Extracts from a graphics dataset

⁂

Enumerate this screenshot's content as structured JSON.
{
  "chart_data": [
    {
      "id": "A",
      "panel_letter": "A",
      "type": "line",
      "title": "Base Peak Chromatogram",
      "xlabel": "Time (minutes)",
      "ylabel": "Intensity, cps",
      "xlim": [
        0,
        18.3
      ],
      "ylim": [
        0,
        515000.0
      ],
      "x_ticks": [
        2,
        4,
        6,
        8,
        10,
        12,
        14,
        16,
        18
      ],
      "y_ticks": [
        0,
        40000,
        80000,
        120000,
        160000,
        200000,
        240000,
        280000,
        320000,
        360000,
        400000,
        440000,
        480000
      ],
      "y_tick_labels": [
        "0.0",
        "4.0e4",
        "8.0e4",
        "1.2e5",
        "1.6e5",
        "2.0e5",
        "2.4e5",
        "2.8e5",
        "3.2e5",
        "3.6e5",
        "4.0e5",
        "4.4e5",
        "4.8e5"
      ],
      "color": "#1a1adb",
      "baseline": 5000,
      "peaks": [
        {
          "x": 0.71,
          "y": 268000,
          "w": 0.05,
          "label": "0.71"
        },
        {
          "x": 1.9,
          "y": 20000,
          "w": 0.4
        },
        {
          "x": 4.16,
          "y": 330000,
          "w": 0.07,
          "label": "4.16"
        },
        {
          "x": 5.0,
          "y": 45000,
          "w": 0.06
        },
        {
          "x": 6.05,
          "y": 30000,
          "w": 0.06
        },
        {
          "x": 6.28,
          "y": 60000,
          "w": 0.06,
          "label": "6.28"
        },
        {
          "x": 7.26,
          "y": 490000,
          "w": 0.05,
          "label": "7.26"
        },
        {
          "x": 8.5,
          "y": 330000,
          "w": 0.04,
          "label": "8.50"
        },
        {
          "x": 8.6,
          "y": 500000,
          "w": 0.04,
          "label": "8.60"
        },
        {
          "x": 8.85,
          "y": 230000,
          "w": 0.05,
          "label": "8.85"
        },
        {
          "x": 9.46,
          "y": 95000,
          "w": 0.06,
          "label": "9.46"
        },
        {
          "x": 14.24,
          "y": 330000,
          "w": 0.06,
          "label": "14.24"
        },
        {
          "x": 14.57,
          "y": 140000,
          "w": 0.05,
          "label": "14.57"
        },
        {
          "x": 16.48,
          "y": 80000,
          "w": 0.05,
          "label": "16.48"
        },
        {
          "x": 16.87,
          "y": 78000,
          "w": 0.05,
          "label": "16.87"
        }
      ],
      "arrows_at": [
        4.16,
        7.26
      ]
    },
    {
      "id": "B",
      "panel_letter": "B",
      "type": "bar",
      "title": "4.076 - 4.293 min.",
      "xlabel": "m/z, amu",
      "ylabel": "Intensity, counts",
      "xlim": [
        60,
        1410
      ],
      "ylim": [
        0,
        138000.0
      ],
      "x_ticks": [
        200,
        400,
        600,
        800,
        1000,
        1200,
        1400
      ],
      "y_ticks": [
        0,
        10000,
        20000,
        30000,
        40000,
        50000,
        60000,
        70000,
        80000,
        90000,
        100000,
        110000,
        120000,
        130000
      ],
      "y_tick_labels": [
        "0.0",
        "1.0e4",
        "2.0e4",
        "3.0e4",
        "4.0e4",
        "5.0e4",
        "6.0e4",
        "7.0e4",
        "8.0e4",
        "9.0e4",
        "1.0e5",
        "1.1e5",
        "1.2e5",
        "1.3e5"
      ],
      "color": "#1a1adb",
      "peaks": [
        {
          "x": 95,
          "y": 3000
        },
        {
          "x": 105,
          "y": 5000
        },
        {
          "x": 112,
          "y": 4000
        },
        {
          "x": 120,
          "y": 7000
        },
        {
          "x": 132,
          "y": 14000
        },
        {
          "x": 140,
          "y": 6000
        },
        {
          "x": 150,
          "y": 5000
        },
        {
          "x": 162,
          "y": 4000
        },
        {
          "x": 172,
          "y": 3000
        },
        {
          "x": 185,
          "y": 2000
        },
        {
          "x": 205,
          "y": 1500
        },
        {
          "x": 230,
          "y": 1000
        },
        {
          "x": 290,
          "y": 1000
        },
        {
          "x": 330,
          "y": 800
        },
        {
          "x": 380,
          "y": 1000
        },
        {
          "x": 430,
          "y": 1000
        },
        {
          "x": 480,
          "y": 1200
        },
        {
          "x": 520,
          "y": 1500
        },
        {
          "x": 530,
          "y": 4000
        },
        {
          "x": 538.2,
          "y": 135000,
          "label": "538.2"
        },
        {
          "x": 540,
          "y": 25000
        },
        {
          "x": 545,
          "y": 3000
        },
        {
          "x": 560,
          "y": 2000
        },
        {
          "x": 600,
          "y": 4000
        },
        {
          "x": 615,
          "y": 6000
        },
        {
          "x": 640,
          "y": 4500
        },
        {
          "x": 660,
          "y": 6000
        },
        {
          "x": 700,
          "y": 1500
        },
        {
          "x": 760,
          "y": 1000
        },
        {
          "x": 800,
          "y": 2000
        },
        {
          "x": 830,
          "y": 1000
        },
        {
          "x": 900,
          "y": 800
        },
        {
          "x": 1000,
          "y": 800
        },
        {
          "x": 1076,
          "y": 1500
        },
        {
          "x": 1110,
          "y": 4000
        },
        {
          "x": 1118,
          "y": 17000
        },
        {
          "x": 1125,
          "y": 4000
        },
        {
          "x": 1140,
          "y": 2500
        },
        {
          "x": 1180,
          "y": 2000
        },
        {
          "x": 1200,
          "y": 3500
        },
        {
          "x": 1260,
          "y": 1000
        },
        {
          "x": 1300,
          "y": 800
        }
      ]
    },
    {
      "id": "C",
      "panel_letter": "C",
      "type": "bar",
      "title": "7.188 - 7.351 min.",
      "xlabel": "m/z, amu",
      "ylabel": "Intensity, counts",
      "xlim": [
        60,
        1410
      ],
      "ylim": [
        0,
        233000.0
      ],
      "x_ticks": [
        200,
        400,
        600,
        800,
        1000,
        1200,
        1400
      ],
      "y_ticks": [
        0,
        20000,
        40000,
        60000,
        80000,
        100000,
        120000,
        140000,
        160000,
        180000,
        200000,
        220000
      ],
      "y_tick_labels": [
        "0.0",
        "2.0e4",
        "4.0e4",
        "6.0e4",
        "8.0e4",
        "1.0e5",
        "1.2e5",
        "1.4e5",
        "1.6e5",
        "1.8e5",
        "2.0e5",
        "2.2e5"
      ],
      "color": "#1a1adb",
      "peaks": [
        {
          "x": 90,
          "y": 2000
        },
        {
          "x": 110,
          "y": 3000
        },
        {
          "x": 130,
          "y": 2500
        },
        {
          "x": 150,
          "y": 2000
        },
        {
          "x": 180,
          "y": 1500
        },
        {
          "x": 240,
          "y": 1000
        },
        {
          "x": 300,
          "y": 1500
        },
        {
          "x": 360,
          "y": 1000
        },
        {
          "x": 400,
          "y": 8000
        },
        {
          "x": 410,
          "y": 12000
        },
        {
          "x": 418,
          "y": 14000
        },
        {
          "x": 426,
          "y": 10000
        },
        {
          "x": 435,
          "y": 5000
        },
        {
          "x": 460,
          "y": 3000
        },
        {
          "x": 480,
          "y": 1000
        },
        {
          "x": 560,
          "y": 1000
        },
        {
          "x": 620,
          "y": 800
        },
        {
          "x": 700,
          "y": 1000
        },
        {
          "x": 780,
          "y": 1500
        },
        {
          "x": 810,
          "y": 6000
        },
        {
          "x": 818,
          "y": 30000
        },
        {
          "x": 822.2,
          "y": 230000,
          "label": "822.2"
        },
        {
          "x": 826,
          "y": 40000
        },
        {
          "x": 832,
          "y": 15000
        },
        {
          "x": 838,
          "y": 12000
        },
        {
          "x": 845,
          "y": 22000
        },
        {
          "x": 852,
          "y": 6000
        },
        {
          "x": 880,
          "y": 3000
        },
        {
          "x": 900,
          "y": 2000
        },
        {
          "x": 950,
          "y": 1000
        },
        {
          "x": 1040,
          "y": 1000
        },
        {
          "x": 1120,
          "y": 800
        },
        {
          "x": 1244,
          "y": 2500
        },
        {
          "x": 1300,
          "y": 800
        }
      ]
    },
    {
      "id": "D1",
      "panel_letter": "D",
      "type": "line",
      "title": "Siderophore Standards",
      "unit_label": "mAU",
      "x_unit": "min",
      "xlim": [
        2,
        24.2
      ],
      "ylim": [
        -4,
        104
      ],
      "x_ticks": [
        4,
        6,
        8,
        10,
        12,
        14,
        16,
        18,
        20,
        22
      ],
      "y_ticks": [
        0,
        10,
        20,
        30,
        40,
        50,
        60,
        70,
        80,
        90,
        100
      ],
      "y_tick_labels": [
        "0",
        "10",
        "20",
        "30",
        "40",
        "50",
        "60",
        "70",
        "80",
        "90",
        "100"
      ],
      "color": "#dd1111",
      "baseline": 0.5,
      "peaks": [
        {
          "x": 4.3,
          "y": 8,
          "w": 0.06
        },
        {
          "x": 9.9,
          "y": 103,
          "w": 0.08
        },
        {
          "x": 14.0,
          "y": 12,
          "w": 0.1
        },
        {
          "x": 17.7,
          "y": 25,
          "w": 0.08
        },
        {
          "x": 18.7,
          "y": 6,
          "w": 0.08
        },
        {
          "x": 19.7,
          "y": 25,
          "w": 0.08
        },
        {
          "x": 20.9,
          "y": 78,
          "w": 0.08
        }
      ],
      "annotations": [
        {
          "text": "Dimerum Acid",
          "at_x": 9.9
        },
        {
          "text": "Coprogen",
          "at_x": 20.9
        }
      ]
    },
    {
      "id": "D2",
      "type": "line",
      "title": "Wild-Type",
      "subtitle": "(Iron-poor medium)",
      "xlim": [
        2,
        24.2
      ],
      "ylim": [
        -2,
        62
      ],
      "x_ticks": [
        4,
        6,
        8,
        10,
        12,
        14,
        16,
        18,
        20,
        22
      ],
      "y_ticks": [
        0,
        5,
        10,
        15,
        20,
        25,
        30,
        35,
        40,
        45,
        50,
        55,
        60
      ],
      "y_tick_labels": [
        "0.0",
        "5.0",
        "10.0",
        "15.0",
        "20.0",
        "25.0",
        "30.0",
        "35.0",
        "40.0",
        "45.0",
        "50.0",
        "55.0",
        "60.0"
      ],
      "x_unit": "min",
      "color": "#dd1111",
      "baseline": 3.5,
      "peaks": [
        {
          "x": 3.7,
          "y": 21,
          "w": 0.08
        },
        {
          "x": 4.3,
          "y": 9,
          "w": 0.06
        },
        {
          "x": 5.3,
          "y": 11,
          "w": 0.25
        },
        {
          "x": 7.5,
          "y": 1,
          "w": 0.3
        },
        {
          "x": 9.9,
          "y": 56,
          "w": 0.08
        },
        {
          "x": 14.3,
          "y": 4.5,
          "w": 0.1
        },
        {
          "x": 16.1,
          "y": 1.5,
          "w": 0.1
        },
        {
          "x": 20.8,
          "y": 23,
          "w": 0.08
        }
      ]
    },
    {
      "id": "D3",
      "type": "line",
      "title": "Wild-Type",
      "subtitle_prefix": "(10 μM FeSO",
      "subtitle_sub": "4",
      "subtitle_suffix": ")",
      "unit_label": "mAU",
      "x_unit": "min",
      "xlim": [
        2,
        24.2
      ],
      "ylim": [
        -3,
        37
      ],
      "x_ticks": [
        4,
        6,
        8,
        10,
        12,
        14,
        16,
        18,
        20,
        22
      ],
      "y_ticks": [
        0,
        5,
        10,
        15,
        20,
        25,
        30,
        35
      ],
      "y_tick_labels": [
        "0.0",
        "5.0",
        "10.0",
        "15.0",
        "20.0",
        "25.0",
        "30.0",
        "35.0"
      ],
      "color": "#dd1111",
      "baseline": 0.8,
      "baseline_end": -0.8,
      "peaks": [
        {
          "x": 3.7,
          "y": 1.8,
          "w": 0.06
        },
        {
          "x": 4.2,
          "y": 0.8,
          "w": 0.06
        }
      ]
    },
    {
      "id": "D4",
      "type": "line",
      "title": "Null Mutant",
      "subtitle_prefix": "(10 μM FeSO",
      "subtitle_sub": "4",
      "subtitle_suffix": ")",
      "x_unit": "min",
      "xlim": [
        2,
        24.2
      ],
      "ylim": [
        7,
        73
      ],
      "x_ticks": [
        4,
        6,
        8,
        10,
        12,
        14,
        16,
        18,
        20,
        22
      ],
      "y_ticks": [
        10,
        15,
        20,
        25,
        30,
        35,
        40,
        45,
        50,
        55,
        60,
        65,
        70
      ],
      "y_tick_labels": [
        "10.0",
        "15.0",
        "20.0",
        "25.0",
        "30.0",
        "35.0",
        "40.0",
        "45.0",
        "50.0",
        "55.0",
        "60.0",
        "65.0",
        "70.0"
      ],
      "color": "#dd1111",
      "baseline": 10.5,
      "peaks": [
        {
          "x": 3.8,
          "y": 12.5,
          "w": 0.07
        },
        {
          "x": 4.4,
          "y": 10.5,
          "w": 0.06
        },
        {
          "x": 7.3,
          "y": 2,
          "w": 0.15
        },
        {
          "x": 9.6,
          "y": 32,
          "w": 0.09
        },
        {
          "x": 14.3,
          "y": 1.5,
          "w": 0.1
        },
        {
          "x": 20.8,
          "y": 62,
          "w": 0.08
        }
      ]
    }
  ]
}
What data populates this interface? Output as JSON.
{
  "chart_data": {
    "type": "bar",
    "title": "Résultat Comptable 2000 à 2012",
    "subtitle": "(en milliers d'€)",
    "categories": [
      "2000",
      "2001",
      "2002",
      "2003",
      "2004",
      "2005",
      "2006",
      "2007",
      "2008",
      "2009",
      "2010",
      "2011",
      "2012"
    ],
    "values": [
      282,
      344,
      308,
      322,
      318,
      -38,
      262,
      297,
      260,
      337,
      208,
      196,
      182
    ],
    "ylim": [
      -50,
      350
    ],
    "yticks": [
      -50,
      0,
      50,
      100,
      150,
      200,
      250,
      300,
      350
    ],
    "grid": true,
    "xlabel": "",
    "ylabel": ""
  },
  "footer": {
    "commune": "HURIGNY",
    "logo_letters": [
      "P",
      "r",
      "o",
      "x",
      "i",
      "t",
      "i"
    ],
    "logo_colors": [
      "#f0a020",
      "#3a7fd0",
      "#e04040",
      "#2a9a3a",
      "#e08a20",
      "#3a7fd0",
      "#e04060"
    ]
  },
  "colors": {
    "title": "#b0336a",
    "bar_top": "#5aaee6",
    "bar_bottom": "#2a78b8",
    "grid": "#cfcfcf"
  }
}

⁂

◆ Task statement: Count every line in the entries above where the word "ylabel" appears; respond with the number alone.

◆ Task answer: 4